> [Given exercise]
Will you print the material below without altering a single character?

> [Data entries for graphics]
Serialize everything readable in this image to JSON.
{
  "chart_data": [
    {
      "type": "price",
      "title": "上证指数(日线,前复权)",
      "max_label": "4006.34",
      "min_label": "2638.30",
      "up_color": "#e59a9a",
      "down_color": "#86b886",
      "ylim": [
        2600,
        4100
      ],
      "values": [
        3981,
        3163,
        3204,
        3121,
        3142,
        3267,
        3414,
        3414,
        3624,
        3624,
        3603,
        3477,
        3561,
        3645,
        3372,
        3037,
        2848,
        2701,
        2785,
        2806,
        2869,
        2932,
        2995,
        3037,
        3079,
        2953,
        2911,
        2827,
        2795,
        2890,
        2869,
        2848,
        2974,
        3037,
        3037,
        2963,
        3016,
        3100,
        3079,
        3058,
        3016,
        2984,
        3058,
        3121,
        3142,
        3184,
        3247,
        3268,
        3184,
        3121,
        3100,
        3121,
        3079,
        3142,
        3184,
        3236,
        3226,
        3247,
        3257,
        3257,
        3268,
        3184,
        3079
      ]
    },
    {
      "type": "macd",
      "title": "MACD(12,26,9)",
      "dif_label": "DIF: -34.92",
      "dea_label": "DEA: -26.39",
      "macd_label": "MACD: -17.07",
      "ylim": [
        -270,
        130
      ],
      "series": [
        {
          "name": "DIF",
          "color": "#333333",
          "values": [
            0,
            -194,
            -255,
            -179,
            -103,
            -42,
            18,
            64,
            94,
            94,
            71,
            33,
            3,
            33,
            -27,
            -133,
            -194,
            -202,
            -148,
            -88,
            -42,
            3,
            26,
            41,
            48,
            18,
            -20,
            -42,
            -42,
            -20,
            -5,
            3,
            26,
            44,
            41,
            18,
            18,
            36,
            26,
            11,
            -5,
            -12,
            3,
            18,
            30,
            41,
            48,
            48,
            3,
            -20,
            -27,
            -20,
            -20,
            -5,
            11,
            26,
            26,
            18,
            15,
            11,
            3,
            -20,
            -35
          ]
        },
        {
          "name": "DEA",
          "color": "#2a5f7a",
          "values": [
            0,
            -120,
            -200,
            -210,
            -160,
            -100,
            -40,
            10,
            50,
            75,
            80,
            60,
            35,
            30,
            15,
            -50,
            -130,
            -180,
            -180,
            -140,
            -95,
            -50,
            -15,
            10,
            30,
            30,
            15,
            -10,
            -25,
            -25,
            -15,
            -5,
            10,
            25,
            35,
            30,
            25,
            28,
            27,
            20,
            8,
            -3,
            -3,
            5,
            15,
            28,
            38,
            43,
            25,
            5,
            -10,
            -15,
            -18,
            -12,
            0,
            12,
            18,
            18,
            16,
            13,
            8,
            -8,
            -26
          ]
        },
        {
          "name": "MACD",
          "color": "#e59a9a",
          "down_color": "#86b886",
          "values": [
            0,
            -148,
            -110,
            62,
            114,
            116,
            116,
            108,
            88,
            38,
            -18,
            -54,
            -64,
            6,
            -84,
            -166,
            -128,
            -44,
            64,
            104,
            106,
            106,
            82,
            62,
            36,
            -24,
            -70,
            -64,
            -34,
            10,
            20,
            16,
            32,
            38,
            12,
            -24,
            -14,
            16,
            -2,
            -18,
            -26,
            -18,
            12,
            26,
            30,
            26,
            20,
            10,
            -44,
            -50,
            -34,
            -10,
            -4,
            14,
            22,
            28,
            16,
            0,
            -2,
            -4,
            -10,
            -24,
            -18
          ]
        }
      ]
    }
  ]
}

> [Response to this task]
Serialize everything readable in this image to JSON.
{
  "chart_data": [
    {
      "type": "price",
      "title": "上证指数(日线,前复权)",
      "max_label": "4006.34",
      "min_label": "2638.30",
      "up_color": "#e59a9a",
      "down_color": "#86b886",
      "ylim": [
        2600,
        4100
      ],
      "values": [
        3981,
        3163,
        3204,
        3121,
        3142,
        3267,
        3414,
        3414,
        3624,
        3624,
        3603,
        3477,
        3561,
        3645,
        3372,
        3037,
        2848,
        2701,
        2785,
        2806,
        2869,
        2932,
        2995,
        3037,
        3079,
        2953,
        2911,
        2827,
        2795,
        2890,
        2869,
        2848,
        2974,
        3037,
        3037,
        2963,
        3016,
        3100,
        3079,
        3058,
        3016,
        2984,
        3058,
        3121,
        3142,
        3184,
        3247,
        3268,
        3184,
        3121,
        3100,
        3121,
        3079,
        3142,
        3184,
        3236,
        3226,
        3247,
        3257,
        3257,
        3268,
        3184,
        3079
      ]
    },
    {
      "type": "macd",
      "title": "MACD(12,26,9)",
      "dif_label": "DIF: -34.92",
      "dea_label": "DEA: -26.39",
      "macd_label": "MACD: -17.07",
      "ylim": [
        -270,
        130
      ],
      "series": [
        {
          "name": "DIF",
          "color": "#333333",
          "values": [
            0,
            -194,
            -255,
            -179,
            -103,
            -42,
            18,
            64,
            94,
            94,
            71,
            33,
            3,
            33,
            -27,
            -133,
            -194,
            -202,
            -148,
            -88,
            -42,
            3,
            26,
            41,
            48,
            18,
            -20,
            -42,
            -42,
            -20,
            -5,
            3,
            26,
            44,
            41,
            18,
            18,
            36,
            26,
            11,
            -5,
            -12,
            3,
            18,
            30,
            41,
            48,
            48,
            3,
            -20,
            -27,
            -20,
            -20,
            -5,
            11,
            26,
            26,
            18,
            15,
            11,
            3,
            -20,
            -35
          ]
        },
        {
          "name": "DEA",
          "color": "#2a5f7a",
          "values": [
            0,
            -120,
            -200,
            -210,
            -160,
            -100,
            -40,
            10,
            50,
            75,
            80,
            60,
            35,
            30,
            15,
            -50,
            -130,
            -180,
            -180,
            -140,
            -95,
            -50,
            -15,
            10,
            30,
            30,
            15,
            -10,
            -25,
            -25,
            -15,
            -5,
            10,
            25,
            35,
            30,
            25,
            28,
            27,
            20,
            8,
            -3,
            -3,
            5,
            15,
            28,
            38,
            43,
            25,
            5,
            -10,
            -15,
            -18,
            -12,
            0,
            12,
            18,
            18,
            16,
            13,
            8,
            -8,
            -26
          ]
        },
        {
          "name": "MACD",
          "color": "#e59a9a",
          "down_color": "#86b886",
          "values": [
            0,
            -148,
            -110,
            62,
            114,
            116,
            116,
            108,
            88,
            38,
            -18,
            -54,
            -64,
            6,
            -84,
            -166,
            -128,
            -44,
            64,
            104,
            106,
            106,
            82,
            62,
            36,
            -24,
            -70,
            -64,
            -34,
            10,
            20,
            16,
            32,
            38,
            12,
            -24,
            -14,
            16,
            -2,
            -18,
            -26,
            -18,
            12,
            26,
            30,
            26,
            20,
            10,
            -44,
            -50,
            -34,
            -10,
            -4,
            14,
            22,
            28,
            16,
            0,
            -2,
            -4,
            -10,
            -24,
            -18
          ]
        }
      ]
    }
  ]
}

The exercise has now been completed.